● **Stated task**
From the line containing "Give me the" through the last line of the entries below, repeat each line word for word and leave out the rest.

-.-.-

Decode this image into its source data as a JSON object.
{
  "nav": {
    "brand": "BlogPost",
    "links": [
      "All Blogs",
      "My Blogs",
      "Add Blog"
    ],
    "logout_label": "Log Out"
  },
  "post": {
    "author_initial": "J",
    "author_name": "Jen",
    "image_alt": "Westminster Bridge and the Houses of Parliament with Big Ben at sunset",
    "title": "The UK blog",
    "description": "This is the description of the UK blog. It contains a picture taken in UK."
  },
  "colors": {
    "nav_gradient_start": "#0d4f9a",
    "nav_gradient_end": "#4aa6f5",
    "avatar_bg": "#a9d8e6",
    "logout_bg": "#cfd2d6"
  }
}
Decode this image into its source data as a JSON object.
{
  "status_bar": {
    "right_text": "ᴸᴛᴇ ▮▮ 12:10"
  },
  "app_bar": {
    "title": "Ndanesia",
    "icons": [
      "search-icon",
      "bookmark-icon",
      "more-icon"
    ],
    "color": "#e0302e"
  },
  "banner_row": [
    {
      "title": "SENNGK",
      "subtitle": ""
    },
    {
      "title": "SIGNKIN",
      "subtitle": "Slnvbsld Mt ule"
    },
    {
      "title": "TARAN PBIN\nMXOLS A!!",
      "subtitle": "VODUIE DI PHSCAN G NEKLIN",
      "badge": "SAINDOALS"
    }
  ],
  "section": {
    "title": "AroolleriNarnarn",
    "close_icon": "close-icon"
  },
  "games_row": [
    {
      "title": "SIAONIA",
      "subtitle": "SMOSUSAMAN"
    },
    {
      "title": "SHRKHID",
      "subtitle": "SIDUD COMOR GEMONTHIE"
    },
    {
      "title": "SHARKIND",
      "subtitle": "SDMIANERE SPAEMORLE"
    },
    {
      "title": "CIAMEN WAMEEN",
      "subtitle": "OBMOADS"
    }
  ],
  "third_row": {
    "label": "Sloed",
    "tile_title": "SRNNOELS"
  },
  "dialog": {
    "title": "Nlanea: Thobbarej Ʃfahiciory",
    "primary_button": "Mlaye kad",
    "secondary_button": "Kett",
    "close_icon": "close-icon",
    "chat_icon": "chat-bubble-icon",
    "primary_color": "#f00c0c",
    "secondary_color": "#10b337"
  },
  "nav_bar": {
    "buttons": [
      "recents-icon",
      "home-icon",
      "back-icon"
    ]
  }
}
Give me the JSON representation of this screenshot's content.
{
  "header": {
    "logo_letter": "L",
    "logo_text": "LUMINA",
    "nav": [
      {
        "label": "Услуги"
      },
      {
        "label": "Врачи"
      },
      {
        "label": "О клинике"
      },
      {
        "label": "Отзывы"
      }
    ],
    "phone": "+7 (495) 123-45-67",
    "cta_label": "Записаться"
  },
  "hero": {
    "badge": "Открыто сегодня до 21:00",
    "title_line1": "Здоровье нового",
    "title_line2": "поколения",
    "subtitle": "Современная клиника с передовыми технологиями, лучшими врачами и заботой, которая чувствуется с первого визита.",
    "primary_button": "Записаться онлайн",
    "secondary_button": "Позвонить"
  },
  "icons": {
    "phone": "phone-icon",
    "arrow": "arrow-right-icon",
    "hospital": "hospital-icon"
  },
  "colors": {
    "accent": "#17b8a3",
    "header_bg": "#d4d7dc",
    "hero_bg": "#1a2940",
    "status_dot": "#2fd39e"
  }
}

-.-.-

● **Solved exercise**
Give me the JSON representation of this screenshot's content.
{
  "header": {
    "logo_letter": "L",
    "logo_text": "LUMINA",
    "nav": [
      {
        "label": "Услуги"
      },
      {
        "label": "Врачи"
      },
      {
        "label": "О клинике"
      },
      {
        "label": "Отзывы"
      }
    ],
    "phone": "+7 (495) 123-45-67",
    "cta_label": "Записаться"
  },
  "hero": {
    "badge": "Открыто сегодня до 21:00",
    "title_line1": "Здоровье нового",
    "title_line2": "поколения",
    "subtitle": "Современная клиника с передовыми технологиями, лучшими врачами и заботой, которая чувствуется с первого визита.",
    "primary_button": "Записаться онлайн",
    "secondary_button": "Позвонить"
  },
  "icons": {
    "phone": "phone-icon",
    "arrow": "arrow-right-icon",
    "hospital": "hospital-icon"
  },
  "colors": {
    "accent": "#17b8a3",
    "header_bg": "#d4d7dc",
    "hero_bg": "#1a2940",
    "status_dot": "#2fd39e"
  }
}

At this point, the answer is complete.